PROBLEM REQUIREMENTS
Repeat the material below exactly, with no pictures.

DATASET
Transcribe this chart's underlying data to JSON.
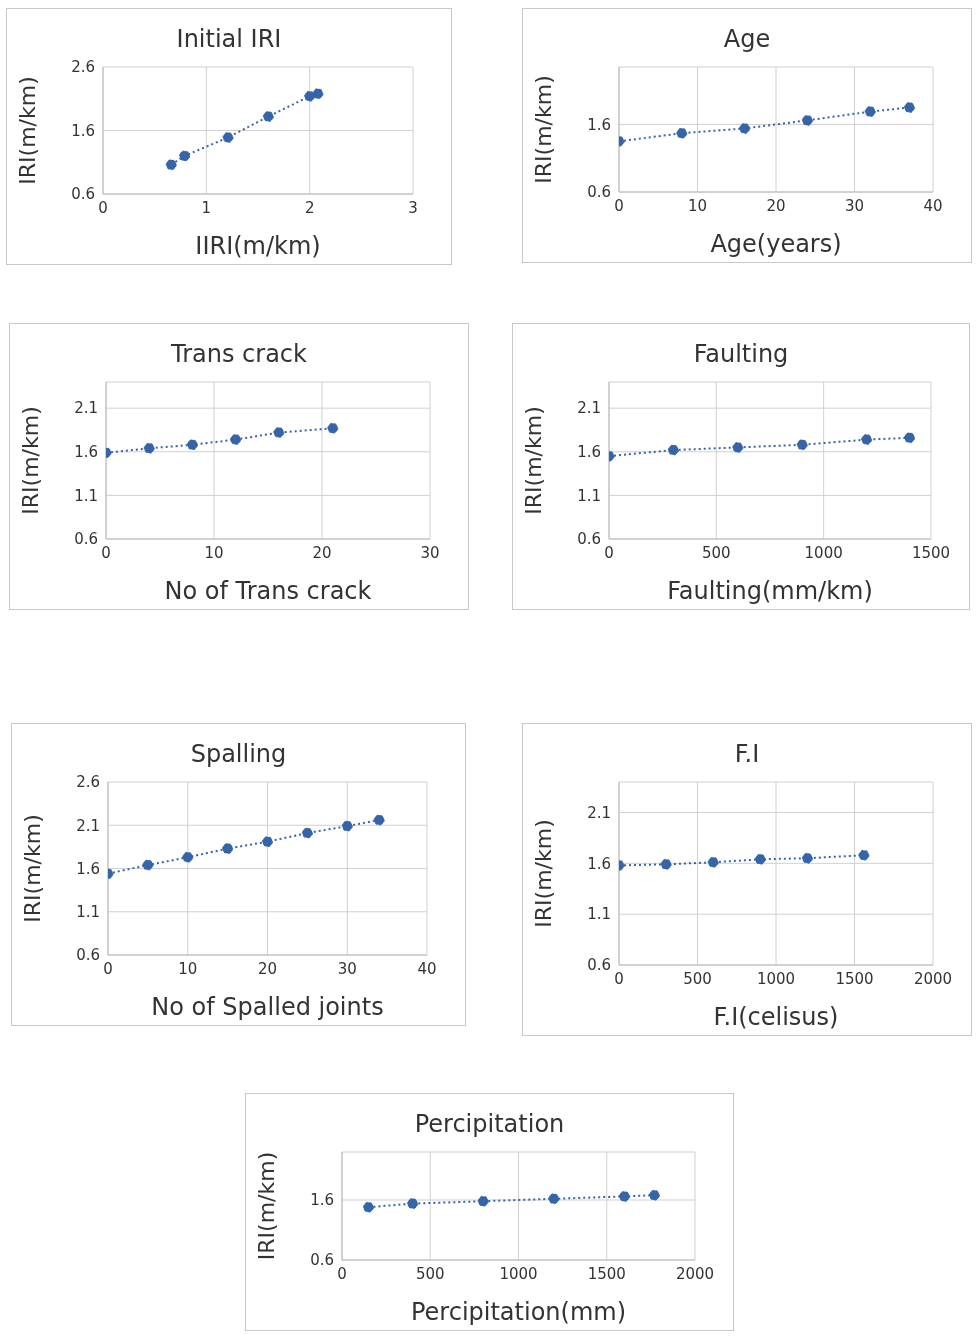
{
  "chart_data": [
    {
      "type": "line",
      "title": "Initial IRI",
      "xlabel": "IIRI(m/km)",
      "ylabel": "IRI(m/km)",
      "x": [
        0.66,
        0.79,
        1.21,
        1.6,
        2.0,
        2.08
      ],
      "values": [
        1.06,
        1.2,
        1.49,
        1.82,
        2.14,
        2.18
      ],
      "color": "#3565a8",
      "xlim": [
        0,
        3
      ],
      "xticks": [
        0,
        1,
        2,
        3
      ],
      "ylim": [
        0.6,
        2.6
      ],
      "yticks": [
        0.6,
        1.6,
        2.6
      ],
      "grid": true,
      "marker": "circle",
      "line_style": "dotted"
    },
    {
      "type": "line",
      "title": "Age",
      "xlabel": "Age(years)",
      "ylabel": "IRI(m/km)",
      "x": [
        0,
        8,
        16,
        24,
        32,
        37
      ],
      "values": [
        1.35,
        1.47,
        1.54,
        1.66,
        1.79,
        1.85
      ],
      "color": "#3565a8",
      "xlim": [
        0,
        40
      ],
      "xticks": [
        0,
        10,
        20,
        30,
        40
      ],
      "ylim": [
        0.6,
        2.45
      ],
      "yticks": [
        0.6,
        1.6
      ],
      "grid": true,
      "marker": "circle",
      "line_style": "dotted"
    },
    {
      "type": "line",
      "title": "Trans crack",
      "xlabel": "No of Trans crack",
      "ylabel": "IRI(m/km)",
      "x": [
        0,
        4,
        8,
        12,
        16,
        21
      ],
      "values": [
        1.59,
        1.64,
        1.68,
        1.74,
        1.82,
        1.87
      ],
      "color": "#3565a8",
      "xlim": [
        0,
        30
      ],
      "xticks": [
        0,
        10,
        20,
        30
      ],
      "ylim": [
        0.6,
        2.4
      ],
      "yticks": [
        0.6,
        1.1,
        1.6,
        2.1
      ],
      "grid": true,
      "marker": "circle",
      "line_style": "dotted"
    },
    {
      "type": "line",
      "title": "Faulting",
      "xlabel": "Faulting(mm/km)",
      "ylabel": "IRI(m/km)",
      "x": [
        0,
        300,
        600,
        900,
        1200,
        1400
      ],
      "values": [
        1.55,
        1.62,
        1.65,
        1.68,
        1.74,
        1.76
      ],
      "color": "#3565a8",
      "xlim": [
        0,
        1500
      ],
      "xticks": [
        0,
        500,
        1000,
        1500
      ],
      "ylim": [
        0.6,
        2.4
      ],
      "yticks": [
        0.6,
        1.1,
        1.6,
        2.1
      ],
      "grid": true,
      "marker": "circle",
      "line_style": "dotted"
    },
    {
      "type": "line",
      "title": "Spalling",
      "xlabel": "No of Spalled joints",
      "ylabel": "IRI(m/km)",
      "x": [
        0,
        5,
        10,
        15,
        20,
        25,
        30,
        34
      ],
      "values": [
        1.54,
        1.64,
        1.73,
        1.83,
        1.91,
        2.01,
        2.09,
        2.16
      ],
      "color": "#3565a8",
      "xlim": [
        0,
        40
      ],
      "xticks": [
        0,
        10,
        20,
        30,
        40
      ],
      "ylim": [
        0.6,
        2.6
      ],
      "yticks": [
        0.6,
        1.1,
        1.6,
        2.1,
        2.6
      ],
      "grid": true,
      "marker": "circle",
      "line_style": "dotted"
    },
    {
      "type": "line",
      "title": "F.I",
      "xlabel": "F.I(celisus)",
      "ylabel": "IRI(m/km)",
      "x": [
        0,
        300,
        600,
        900,
        1200,
        1560
      ],
      "values": [
        1.58,
        1.59,
        1.61,
        1.64,
        1.65,
        1.68
      ],
      "color": "#3565a8",
      "xlim": [
        0,
        2000
      ],
      "xticks": [
        0,
        500,
        1000,
        1500,
        2000
      ],
      "ylim": [
        0.6,
        2.4
      ],
      "yticks": [
        0.6,
        1.1,
        1.6,
        2.1
      ],
      "grid": true,
      "marker": "circle",
      "line_style": "dotted"
    },
    {
      "type": "line",
      "title": "Percipitation",
      "xlabel": "Percipitation(mm)",
      "ylabel": "IRI(m/km)",
      "x": [
        150,
        400,
        800,
        1200,
        1600,
        1770
      ],
      "values": [
        1.48,
        1.54,
        1.58,
        1.62,
        1.66,
        1.68
      ],
      "color": "#3565a8",
      "xlim": [
        0,
        2000
      ],
      "xticks": [
        0,
        500,
        1000,
        1500,
        2000
      ],
      "ylim": [
        0.6,
        2.4
      ],
      "yticks": [
        0.6,
        1.6
      ],
      "grid": true,
      "marker": "circle",
      "line_style": "dotted"
    }
  ]
}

SOLVED EXERCISE
Transcribe this chart's underlying data to JSON.
{
  "chart_data": [
    {
      "type": "line",
      "title": "Initial IRI",
      "xlabel": "IIRI(m/km)",
      "ylabel": "IRI(m/km)",
      "x": [
        0.66,
        0.79,
        1.21,
        1.6,
        2.0,
        2.08
      ],
      "values": [
        1.06,
        1.2,
        1.49,
        1.82,
        2.14,
        2.18
      ],
      "color": "#3565a8",
      "xlim": [
        0,
        3
      ],
      "xticks": [
        0,
        1,
        2,
        3
      ],
      "ylim": [
        0.6,
        2.6
      ],
      "yticks": [
        0.6,
        1.6,
        2.6
      ],
      "grid": true,
      "marker": "circle",
      "line_style": "dotted"
    },
    {
      "type": "line",
      "title": "Age",
      "xlabel": "Age(years)",
      "ylabel": "IRI(m/km)",
      "x": [
        0,
        8,
        16,
        24,
        32,
        37
      ],
      "values": [
        1.35,
        1.47,
        1.54,
        1.66,
        1.79,
        1.85
      ],
      "color": "#3565a8",
      "xlim": [
        0,
        40
      ],
      "xticks": [
        0,
        10,
        20,
        30,
        40
      ],
      "ylim": [
        0.6,
        2.45
      ],
      "yticks": [
        0.6,
        1.6
      ],
      "grid": true,
      "marker": "circle",
      "line_style": "dotted"
    },
    {
      "type": "line",
      "title": "Trans crack",
      "xlabel": "No of Trans crack",
      "ylabel": "IRI(m/km)",
      "x": [
        0,
        4,
        8,
        12,
        16,
        21
      ],
      "values": [
        1.59,
        1.64,
        1.68,
        1.74,
        1.82,
        1.87
      ],
      "color": "#3565a8",
      "xlim": [
        0,
        30
      ],
      "xticks": [
        0,
        10,
        20,
        30
      ],
      "ylim": [
        0.6,
        2.4
      ],
      "yticks": [
        0.6,
        1.1,
        1.6,
        2.1
      ],
      "grid": true,
      "marker": "circle",
      "line_style": "dotted"
    },
    {
      "type": "line",
      "title": "Faulting",
      "xlabel": "Faulting(mm/km)",
      "ylabel": "IRI(m/km)",
      "x": [
        0,
        300,
        600,
        900,
        1200,
        1400
      ],
      "values": [
        1.55,
        1.62,
        1.65,
        1.68,
        1.74,
        1.76
      ],
      "color": "#3565a8",
      "xlim": [
        0,
        1500
      ],
      "xticks": [
        0,
        500,
        1000,
        1500
      ],
      "ylim": [
        0.6,
        2.4
      ],
      "yticks": [
        0.6,
        1.1,
        1.6,
        2.1
      ],
      "grid": true,
      "marker": "circle",
      "line_style": "dotted"
    },
    {
      "type": "line",
      "title": "Spalling",
      "xlabel": "No of Spalled joints",
      "ylabel": "IRI(m/km)",
      "x": [
        0,
        5,
        10,
        15,
        20,
        25,
        30,
        34
      ],
      "values": [
        1.54,
        1.64,
        1.73,
        1.83,
        1.91,
        2.01,
        2.09,
        2.16
      ],
      "color": "#3565a8",
      "xlim": [
        0,
        40
      ],
      "xticks": [
        0,
        10,
        20,
        30,
        40
      ],
      "ylim": [
        0.6,
        2.6
      ],
      "yticks": [
        0.6,
        1.1,
        1.6,
        2.1,
        2.6
      ],
      "grid": true,
      "marker": "circle",
      "line_style": "dotted"
    },
    {
      "type": "line",
      "title": "F.I",
      "xlabel": "F.I(celisus)",
      "ylabel": "IRI(m/km)",
      "x": [
        0,
        300,
        600,
        900,
        1200,
        1560
      ],
      "values": [
        1.58,
        1.59,
        1.61,
        1.64,
        1.65,
        1.68
      ],
      "color": "#3565a8",
      "xlim": [
        0,
        2000
      ],
      "xticks": [
        0,
        500,
        1000,
        1500,
        2000
      ],
      "ylim": [
        0.6,
        2.4
      ],
      "yticks": [
        0.6,
        1.1,
        1.6,
        2.1
      ],
      "grid": true,
      "marker": "circle",
      "line_style": "dotted"
    },
    {
      "type": "line",
      "title": "Percipitation",
      "xlabel": "Percipitation(mm)",
      "ylabel": "IRI(m/km)",
      "x": [
        150,
        400,
        800,
        1200,
        1600,
        1770
      ],
      "values": [
        1.48,
        1.54,
        1.58,
        1.62,
        1.66,
        1.68
      ],
      "color": "#3565a8",
      "xlim": [
        0,
        2000
      ],
      "xticks": [
        0,
        500,
        1000,
        1500,
        2000
      ],
      "ylim": [
        0.6,
        2.4
      ],
      "yticks": [
        0.6,
        1.6
      ],
      "grid": true,
      "marker": "circle",
      "line_style": "dotted"
    }
  ]
}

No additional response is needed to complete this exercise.